▶ [Directive]
Your task is to copy every record exactly.

▶ [Records that describe figures]

──────

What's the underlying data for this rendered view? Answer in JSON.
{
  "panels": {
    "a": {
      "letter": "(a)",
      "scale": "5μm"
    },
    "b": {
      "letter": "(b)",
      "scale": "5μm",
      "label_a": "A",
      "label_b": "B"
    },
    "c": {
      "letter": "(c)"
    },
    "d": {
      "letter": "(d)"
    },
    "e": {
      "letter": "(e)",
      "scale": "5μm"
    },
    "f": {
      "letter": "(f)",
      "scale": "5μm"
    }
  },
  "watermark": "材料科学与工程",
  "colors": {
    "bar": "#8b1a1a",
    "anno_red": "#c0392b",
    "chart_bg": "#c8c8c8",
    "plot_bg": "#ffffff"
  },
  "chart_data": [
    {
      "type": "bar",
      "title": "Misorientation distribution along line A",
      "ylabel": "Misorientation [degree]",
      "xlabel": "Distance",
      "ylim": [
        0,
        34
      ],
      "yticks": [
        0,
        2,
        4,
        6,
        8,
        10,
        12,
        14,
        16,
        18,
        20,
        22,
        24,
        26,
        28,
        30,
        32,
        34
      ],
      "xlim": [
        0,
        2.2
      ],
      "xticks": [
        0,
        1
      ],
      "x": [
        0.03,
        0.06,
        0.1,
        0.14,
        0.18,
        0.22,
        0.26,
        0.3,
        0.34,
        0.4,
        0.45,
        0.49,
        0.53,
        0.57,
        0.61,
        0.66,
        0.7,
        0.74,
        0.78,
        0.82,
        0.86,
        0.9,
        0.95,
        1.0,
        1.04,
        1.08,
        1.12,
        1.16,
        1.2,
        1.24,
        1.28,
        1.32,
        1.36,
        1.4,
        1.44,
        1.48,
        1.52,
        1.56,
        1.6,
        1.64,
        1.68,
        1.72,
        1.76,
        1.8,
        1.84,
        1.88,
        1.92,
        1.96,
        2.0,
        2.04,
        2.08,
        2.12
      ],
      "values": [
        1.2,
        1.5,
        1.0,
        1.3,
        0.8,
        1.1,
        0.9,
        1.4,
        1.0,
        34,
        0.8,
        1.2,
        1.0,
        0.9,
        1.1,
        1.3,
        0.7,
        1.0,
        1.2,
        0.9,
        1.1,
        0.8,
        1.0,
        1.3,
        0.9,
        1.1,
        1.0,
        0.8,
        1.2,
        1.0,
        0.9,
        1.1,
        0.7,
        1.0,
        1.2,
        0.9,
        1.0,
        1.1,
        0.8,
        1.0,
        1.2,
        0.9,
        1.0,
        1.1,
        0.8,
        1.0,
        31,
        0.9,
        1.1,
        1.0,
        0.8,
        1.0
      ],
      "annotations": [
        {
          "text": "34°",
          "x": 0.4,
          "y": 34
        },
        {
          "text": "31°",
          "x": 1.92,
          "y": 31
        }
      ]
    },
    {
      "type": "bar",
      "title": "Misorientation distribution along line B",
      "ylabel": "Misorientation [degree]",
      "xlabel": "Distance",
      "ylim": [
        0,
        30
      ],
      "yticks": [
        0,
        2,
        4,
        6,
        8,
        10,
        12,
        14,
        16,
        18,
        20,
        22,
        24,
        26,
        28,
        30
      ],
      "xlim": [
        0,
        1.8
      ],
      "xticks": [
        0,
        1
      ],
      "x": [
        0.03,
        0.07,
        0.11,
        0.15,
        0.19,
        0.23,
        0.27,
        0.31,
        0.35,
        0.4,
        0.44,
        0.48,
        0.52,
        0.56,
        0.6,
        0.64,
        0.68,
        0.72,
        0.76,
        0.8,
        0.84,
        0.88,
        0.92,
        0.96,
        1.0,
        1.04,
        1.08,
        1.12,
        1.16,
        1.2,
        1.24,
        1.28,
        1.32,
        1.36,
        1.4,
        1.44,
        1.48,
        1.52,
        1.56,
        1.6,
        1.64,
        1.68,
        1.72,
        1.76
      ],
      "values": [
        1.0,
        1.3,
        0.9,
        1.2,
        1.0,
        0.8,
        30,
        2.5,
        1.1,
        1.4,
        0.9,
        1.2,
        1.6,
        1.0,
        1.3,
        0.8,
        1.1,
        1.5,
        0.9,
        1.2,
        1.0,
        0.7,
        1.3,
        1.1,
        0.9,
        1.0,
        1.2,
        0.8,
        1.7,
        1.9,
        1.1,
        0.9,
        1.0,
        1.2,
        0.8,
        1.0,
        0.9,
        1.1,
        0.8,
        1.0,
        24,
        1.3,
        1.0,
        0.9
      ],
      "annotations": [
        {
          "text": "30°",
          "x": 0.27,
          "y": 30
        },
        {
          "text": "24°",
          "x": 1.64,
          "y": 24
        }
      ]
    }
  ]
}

──────

▶ [Task response]
What's the underlying data for this rendered view? Answer in JSON.
{
  "panels": {
    "a": {
      "letter": "(a)",
      "scale": "5μm"
    },
    "b": {
      "letter": "(b)",
      "scale": "5μm",
      "label_a": "A",
      "label_b": "B"
    },
    "c": {
      "letter": "(c)"
    },
    "d": {
      "letter": "(d)"
    },
    "e": {
      "letter": "(e)",
      "scale": "5μm"
    },
    "f": {
      "letter": "(f)",
      "scale": "5μm"
    }
  },
  "watermark": "材料科学与工程",
  "colors": {
    "bar": "#8b1a1a",
    "anno_red": "#c0392b",
    "chart_bg": "#c8c8c8",
    "plot_bg": "#ffffff"
  },
  "chart_data": [
    {
      "type": "bar",
      "title": "Misorientation distribution along line A",
      "ylabel": "Misorientation [degree]",
      "xlabel": "Distance",
      "ylim": [
        0,
        34
      ],
      "yticks": [
        0,
        2,
        4,
        6,
        8,
        10,
        12,
        14,
        16,
        18,
        20,
        22,
        24,
        26,
        28,
        30,
        32,
        34
      ],
      "xlim": [
        0,
        2.2
      ],
      "xticks": [
        0,
        1
      ],
      "x": [
        0.03,
        0.06,
        0.1,
        0.14,
        0.18,
        0.22,
        0.26,
        0.3,
        0.34,
        0.4,
        0.45,
        0.49,
        0.53,
        0.57,
        0.61,
        0.66,
        0.7,
        0.74,
        0.78,
        0.82,
        0.86,
        0.9,
        0.95,
        1.0,
        1.04,
        1.08,
        1.12,
        1.16,
        1.2,
        1.24,
        1.28,
        1.32,
        1.36,
        1.4,
        1.44,
        1.48,
        1.52,
        1.56,
        1.6,
        1.64,
        1.68,
        1.72,
        1.76,
        1.8,
        1.84,
        1.88,
        1.92,
        1.96,
        2.0,
        2.04,
        2.08,
        2.12
      ],
      "values": [
        1.2,
        1.5,
        1.0,
        1.3,
        0.8,
        1.1,
        0.9,
        1.4,
        1.0,
        34,
        0.8,
        1.2,
        1.0,
        0.9,
        1.1,
        1.3,
        0.7,
        1.0,
        1.2,
        0.9,
        1.1,
        0.8,
        1.0,
        1.3,
        0.9,
        1.1,
        1.0,
        0.8,
        1.2,
        1.0,
        0.9,
        1.1,
        0.7,
        1.0,
        1.2,
        0.9,
        1.0,
        1.1,
        0.8,
        1.0,
        1.2,
        0.9,
        1.0,
        1.1,
        0.8,
        1.0,
        31,
        0.9,
        1.1,
        1.0,
        0.8,
        1.0
      ],
      "annotations": [
        {
          "text": "34°",
          "x": 0.4,
          "y": 34
        },
        {
          "text": "31°",
          "x": 1.92,
          "y": 31
        }
      ]
    },
    {
      "type": "bar",
      "title": "Misorientation distribution along line B",
      "ylabel": "Misorientation [degree]",
      "xlabel": "Distance",
      "ylim": [
        0,
        30
      ],
      "yticks": [
        0,
        2,
        4,
        6,
        8,
        10,
        12,
        14,
        16,
        18,
        20,
        22,
        24,
        26,
        28,
        30
      ],
      "xlim": [
        0,
        1.8
      ],
      "xticks": [
        0,
        1
      ],
      "x": [
        0.03,
        0.07,
        0.11,
        0.15,
        0.19,
        0.23,
        0.27,
        0.31,
        0.35,
        0.4,
        0.44,
        0.48,
        0.52,
        0.56,
        0.6,
        0.64,
        0.68,
        0.72,
        0.76,
        0.8,
        0.84,
        0.88,
        0.92,
        0.96,
        1.0,
        1.04,
        1.08,
        1.12,
        1.16,
        1.2,
        1.24,
        1.28,
        1.32,
        1.36,
        1.4,
        1.44,
        1.48,
        1.52,
        1.56,
        1.6,
        1.64,
        1.68,
        1.72,
        1.76
      ],
      "values": [
        1.0,
        1.3,
        0.9,
        1.2,
        1.0,
        0.8,
        30,
        2.5,
        1.1,
        1.4,
        0.9,
        1.2,
        1.6,
        1.0,
        1.3,
        0.8,
        1.1,
        1.5,
        0.9,
        1.2,
        1.0,
        0.7,
        1.3,
        1.1,
        0.9,
        1.0,
        1.2,
        0.8,
        1.7,
        1.9,
        1.1,
        0.9,
        1.0,
        1.2,
        0.8,
        1.0,
        0.9,
        1.1,
        0.8,
        1.0,
        24,
        1.3,
        1.0,
        0.9
      ],
      "annotations": [
        {
          "text": "30°",
          "x": 0.27,
          "y": 30
        },
        {
          "text": "24°",
          "x": 1.64,
          "y": 24
        }
      ]
    }
  ]
}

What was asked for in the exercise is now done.